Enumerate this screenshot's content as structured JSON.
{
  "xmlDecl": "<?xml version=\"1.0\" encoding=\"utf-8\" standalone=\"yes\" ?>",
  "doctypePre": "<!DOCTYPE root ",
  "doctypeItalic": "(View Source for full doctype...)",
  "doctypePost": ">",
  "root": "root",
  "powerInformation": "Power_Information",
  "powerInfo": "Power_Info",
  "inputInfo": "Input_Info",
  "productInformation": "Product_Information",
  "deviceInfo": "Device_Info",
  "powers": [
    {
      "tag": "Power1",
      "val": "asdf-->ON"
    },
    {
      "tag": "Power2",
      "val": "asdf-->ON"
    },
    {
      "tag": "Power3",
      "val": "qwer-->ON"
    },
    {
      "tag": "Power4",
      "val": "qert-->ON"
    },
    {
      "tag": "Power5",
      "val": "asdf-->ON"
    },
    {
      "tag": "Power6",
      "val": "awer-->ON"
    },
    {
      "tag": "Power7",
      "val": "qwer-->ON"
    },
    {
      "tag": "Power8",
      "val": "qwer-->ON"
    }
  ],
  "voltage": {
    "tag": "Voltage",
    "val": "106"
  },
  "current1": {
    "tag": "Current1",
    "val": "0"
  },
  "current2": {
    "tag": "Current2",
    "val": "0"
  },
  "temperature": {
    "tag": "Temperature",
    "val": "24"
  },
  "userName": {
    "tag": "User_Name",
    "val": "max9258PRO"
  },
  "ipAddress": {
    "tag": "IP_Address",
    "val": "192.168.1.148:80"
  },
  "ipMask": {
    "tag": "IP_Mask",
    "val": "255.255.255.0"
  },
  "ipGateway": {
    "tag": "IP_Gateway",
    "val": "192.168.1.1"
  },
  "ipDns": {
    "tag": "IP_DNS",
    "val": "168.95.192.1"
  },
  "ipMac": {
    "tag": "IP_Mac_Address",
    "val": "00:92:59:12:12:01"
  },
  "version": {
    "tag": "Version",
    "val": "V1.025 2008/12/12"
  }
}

▸ **Exercise**:
Retype the listing above in full, with no alterations.

▸ **Answer for the task**:
Enumerate this screenshot's content as structured JSON.
{
  "xmlDecl": "<?xml version=\"1.0\" encoding=\"utf-8\" standalone=\"yes\" ?>",
  "doctypePre": "<!DOCTYPE root ",
  "doctypeItalic": "(View Source for full doctype...)",
  "doctypePost": ">",
  "root": "root",
  "powerInformation": "Power_Information",
  "powerInfo": "Power_Info",
  "inputInfo": "Input_Info",
  "productInformation": "Product_Information",
  "deviceInfo": "Device_Info",
  "powers": [
    {
      "tag": "Power1",
      "val": "asdf-->ON"
    },
    {
      "tag": "Power2",
      "val": "asdf-->ON"
    },
    {
      "tag": "Power3",
      "val": "qwer-->ON"
    },
    {
      "tag": "Power4",
      "val": "qert-->ON"
    },
    {
      "tag": "Power5",
      "val": "asdf-->ON"
    },
    {
      "tag": "Power6",
      "val": "awer-->ON"
    },
    {
      "tag": "Power7",
      "val": "qwer-->ON"
    },
    {
      "tag": "Power8",
      "val": "qwer-->ON"
    }
  ],
  "voltage": {
    "tag": "Voltage",
    "val": "106"
  },
  "current1": {
    "tag": "Current1",
    "val": "0"
  },
  "current2": {
    "tag": "Current2",
    "val": "0"
  },
  "temperature": {
    "tag": "Temperature",
    "val": "24"
  },
  "userName": {
    "tag": "User_Name",
    "val": "max9258PRO"
  },
  "ipAddress": {
    "tag": "IP_Address",
    "val": "192.168.1.148:80"
  },
  "ipMask": {
    "tag": "IP_Mask",
    "val": "255.255.255.0"
  },
  "ipGateway": {
    "tag": "IP_Gateway",
    "val": "192.168.1.1"
  },
  "ipDns": {
    "tag": "IP_DNS",
    "val": "168.95.192.1"
  },
  "ipMac": {
    "tag": "IP_Mac_Address",
    "val": "00:92:59:12:12:01"
  },
  "version": {
    "tag": "Version",
    "val": "V1.025 2008/12/12"
  }
}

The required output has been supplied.